Your task is to output the data exactly as it stands.

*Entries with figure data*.
>> start

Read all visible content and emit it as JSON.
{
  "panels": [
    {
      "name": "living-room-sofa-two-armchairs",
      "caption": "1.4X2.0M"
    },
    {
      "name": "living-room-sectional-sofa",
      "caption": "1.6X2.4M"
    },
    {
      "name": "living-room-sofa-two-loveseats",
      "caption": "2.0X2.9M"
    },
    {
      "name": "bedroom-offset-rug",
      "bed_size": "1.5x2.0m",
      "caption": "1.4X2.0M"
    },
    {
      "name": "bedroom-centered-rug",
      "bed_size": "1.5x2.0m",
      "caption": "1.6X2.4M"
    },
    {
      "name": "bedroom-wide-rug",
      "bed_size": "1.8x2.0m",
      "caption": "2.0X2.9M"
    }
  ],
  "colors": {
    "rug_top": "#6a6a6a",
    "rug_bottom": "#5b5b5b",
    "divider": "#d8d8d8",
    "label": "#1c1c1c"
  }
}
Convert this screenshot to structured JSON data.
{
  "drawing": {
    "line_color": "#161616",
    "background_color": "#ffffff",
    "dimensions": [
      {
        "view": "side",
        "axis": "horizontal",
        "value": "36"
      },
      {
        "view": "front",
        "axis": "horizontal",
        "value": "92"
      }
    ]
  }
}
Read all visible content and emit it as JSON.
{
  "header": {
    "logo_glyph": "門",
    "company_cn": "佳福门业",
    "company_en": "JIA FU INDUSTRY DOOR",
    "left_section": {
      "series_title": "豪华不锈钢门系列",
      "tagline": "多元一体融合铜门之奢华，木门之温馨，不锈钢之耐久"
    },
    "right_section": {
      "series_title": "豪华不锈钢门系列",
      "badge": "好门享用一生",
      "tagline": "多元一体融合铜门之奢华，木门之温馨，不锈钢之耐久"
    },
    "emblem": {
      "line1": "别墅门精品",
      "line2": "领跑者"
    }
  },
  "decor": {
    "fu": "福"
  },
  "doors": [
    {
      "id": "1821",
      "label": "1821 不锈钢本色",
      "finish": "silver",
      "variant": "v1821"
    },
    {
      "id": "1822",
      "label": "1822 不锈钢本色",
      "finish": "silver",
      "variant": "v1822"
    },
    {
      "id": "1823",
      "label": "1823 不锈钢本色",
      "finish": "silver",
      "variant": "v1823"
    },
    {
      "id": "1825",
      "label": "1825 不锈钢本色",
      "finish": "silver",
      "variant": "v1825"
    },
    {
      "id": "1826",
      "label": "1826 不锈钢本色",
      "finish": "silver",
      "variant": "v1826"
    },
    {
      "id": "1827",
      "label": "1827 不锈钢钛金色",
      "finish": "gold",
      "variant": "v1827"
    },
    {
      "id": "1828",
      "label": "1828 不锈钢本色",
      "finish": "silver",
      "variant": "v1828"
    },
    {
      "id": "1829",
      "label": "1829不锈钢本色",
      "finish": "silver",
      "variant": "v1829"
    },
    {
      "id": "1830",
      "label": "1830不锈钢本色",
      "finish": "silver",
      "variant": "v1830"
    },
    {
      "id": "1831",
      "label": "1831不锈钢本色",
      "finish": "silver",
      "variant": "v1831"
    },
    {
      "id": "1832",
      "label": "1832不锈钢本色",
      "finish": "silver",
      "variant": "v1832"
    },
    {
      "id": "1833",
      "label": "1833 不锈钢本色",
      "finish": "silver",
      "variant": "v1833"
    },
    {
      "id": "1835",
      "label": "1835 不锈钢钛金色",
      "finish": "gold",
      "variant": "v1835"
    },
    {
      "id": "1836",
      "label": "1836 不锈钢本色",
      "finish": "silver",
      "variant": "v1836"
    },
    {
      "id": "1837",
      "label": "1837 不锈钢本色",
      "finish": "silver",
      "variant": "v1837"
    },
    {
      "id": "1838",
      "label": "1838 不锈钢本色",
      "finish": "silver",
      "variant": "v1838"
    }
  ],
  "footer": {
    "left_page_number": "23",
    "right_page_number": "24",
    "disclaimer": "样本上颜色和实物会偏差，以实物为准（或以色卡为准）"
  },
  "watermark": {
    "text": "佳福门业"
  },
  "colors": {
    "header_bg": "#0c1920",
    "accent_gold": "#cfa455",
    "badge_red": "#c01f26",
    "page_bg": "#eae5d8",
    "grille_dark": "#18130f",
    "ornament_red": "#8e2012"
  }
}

>> end

*In response*.
Read all visible content and emit it as JSON.
{
  "panels": [
    {
      "name": "living-room-sofa-two-armchairs",
      "caption": "1.4X2.0M"
    },
    {
      "name": "living-room-sectional-sofa",
      "caption": "1.6X2.4M"
    },
    {
      "name": "living-room-sofa-two-loveseats",
      "caption": "2.0X2.9M"
    },
    {
      "name": "bedroom-offset-rug",
      "bed_size": "1.5x2.0m",
      "caption": "1.4X2.0M"
    },
    {
      "name": "bedroom-centered-rug",
      "bed_size": "1.5x2.0m",
      "caption": "1.6X2.4M"
    },
    {
      "name": "bedroom-wide-rug",
      "bed_size": "1.8x2.0m",
      "caption": "2.0X2.9M"
    }
  ],
  "colors": {
    "rug_top": "#6a6a6a",
    "rug_bottom": "#5b5b5b",
    "divider": "#d8d8d8",
    "label": "#1c1c1c"
  }
}
Convert this screenshot to structured JSON data.
{
  "drawing": {
    "line_color": "#161616",
    "background_color": "#ffffff",
    "dimensions": [
      {
        "view": "side",
        "axis": "horizontal",
        "value": "36"
      },
      {
        "view": "front",
        "axis": "horizontal",
        "value": "92"
      }
    ]
  }
}
Read all visible content and emit it as JSON.
{
  "header": {
    "logo_glyph": "門",
    "company_cn": "佳福门业",
    "company_en": "JIA FU INDUSTRY DOOR",
    "left_section": {
      "series_title": "豪华不锈钢门系列",
      "tagline": "多元一体融合铜门之奢华，木门之温馨，不锈钢之耐久"
    },
    "right_section": {
      "series_title": "豪华不锈钢门系列",
      "badge": "好门享用一生",
      "tagline": "多元一体融合铜门之奢华，木门之温馨，不锈钢之耐久"
    },
    "emblem": {
      "line1": "别墅门精品",
      "line2": "领跑者"
    }
  },
  "decor": {
    "fu": "福"
  },
  "doors": [
    {
      "id": "1821",
      "label": "1821 不锈钢本色",
      "finish": "silver",
      "variant": "v1821"
    },
    {
      "id": "1822",
      "label": "1822 不锈钢本色",
      "finish": "silver",
      "variant": "v1822"
    },
    {
      "id": "1823",
      "label": "1823 不锈钢本色",
      "finish": "silver",
      "variant": "v1823"
    },
    {
      "id": "1825",
      "label": "1825 不锈钢本色",
      "finish": "silver",
      "variant": "v1825"
    },
    {
      "id": "1826",
      "label": "1826 不锈钢本色",
      "finish": "silver",
      "variant": "v1826"
    },
    {
      "id": "1827",
      "label": "1827 不锈钢钛金色",
      "finish": "gold",
      "variant": "v1827"
    },
    {
      "id": "1828",
      "label": "1828 不锈钢本色",
      "finish": "silver",
      "variant": "v1828"
    },
    {
      "id": "1829",
      "label": "1829不锈钢本色",
      "finish": "silver",
      "variant": "v1829"
    },
    {
      "id": "1830",
      "label": "1830不锈钢本色",
      "finish": "silver",
      "variant": "v1830"
    },
    {
      "id": "1831",
      "label": "1831不锈钢本色",
      "finish": "silver",
      "variant": "v1831"
    },
    {
      "id": "1832",
      "label": "1832不锈钢本色",
      "finish": "silver",
      "variant": "v1832"
    },
    {
      "id": "1833",
      "label": "1833 不锈钢本色",
      "finish": "silver",
      "variant": "v1833"
    },
    {
      "id": "1835",
      "label": "1835 不锈钢钛金色",
      "finish": "gold",
      "variant": "v1835"
    },
    {
      "id": "1836",
      "label": "1836 不锈钢本色",
      "finish": "silver",
      "variant": "v1836"
    },
    {
      "id": "1837",
      "label": "1837 不锈钢本色",
      "finish": "silver",
      "variant": "v1837"
    },
    {
      "id": "1838",
      "label": "1838 不锈钢本色",
      "finish": "silver",
      "variant": "v1838"
    }
  ],
  "footer": {
    "left_page_number": "23",
    "right_page_number": "24",
    "disclaimer": "样本上颜色和实物会偏差，以实物为准（或以色卡为准）"
  },
  "watermark": {
    "text": "佳福门业"
  },
  "colors": {
    "header_bg": "#0c1920",
    "accent_gold": "#cfa455",
    "badge_red": "#c01f26",
    "page_bg": "#eae5d8",
    "grille_dark": "#18130f",
    "ornament_red": "#8e2012"
  }
}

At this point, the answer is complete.